───── DATA ENTRIES

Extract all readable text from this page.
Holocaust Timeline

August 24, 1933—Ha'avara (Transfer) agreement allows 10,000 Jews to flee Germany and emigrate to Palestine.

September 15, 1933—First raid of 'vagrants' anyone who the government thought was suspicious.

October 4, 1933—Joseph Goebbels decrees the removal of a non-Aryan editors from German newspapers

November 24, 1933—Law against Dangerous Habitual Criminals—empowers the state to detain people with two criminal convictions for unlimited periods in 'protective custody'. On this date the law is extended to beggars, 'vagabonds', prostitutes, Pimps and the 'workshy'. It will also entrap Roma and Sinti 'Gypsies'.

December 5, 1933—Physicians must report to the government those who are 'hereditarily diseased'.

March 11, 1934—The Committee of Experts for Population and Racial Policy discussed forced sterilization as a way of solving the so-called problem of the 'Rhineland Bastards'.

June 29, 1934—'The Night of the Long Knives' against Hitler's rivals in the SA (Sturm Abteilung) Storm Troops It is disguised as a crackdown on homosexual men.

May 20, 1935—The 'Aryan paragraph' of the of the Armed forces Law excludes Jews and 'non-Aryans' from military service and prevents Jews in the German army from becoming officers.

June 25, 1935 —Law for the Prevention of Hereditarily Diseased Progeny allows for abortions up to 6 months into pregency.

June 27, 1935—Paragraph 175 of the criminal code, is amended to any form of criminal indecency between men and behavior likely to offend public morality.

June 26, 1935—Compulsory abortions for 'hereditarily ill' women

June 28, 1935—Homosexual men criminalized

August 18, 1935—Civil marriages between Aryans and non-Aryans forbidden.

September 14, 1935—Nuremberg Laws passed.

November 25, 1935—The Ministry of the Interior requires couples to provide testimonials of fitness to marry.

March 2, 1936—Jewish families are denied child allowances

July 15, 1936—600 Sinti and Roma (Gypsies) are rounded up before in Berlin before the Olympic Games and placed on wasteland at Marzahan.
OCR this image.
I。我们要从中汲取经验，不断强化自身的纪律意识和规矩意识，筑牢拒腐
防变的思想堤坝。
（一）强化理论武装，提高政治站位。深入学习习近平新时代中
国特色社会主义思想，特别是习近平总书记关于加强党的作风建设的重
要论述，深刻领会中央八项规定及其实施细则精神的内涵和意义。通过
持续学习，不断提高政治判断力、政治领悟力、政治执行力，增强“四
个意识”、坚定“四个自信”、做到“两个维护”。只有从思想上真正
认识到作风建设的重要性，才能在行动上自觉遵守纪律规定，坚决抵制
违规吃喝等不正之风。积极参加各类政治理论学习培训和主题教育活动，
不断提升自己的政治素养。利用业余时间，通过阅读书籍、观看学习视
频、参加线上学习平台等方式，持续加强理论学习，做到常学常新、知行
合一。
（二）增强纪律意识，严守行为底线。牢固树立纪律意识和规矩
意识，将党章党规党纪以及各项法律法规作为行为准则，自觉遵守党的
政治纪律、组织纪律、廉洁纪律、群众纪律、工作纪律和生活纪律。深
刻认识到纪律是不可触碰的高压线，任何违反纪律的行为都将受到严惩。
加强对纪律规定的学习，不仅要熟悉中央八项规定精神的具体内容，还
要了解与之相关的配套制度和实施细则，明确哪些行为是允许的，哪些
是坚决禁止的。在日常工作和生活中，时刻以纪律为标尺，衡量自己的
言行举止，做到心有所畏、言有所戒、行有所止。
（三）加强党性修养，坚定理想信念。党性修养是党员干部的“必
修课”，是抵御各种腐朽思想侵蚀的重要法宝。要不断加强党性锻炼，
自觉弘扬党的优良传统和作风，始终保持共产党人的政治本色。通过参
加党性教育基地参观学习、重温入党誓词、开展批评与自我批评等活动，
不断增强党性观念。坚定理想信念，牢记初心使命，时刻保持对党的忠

──────────

## STATED GOAL
Scan the material above. Copy each line where "abortions" occurs.

## SOLUTION FOR THIS PROBLEM
June 25, 1935 —Law for the Prevention of Hereditarily Diseased Progeny allows for abortions up to 6 months into pregency.
June 26, 1935—Compulsory abortions for 'hereditarily ill' women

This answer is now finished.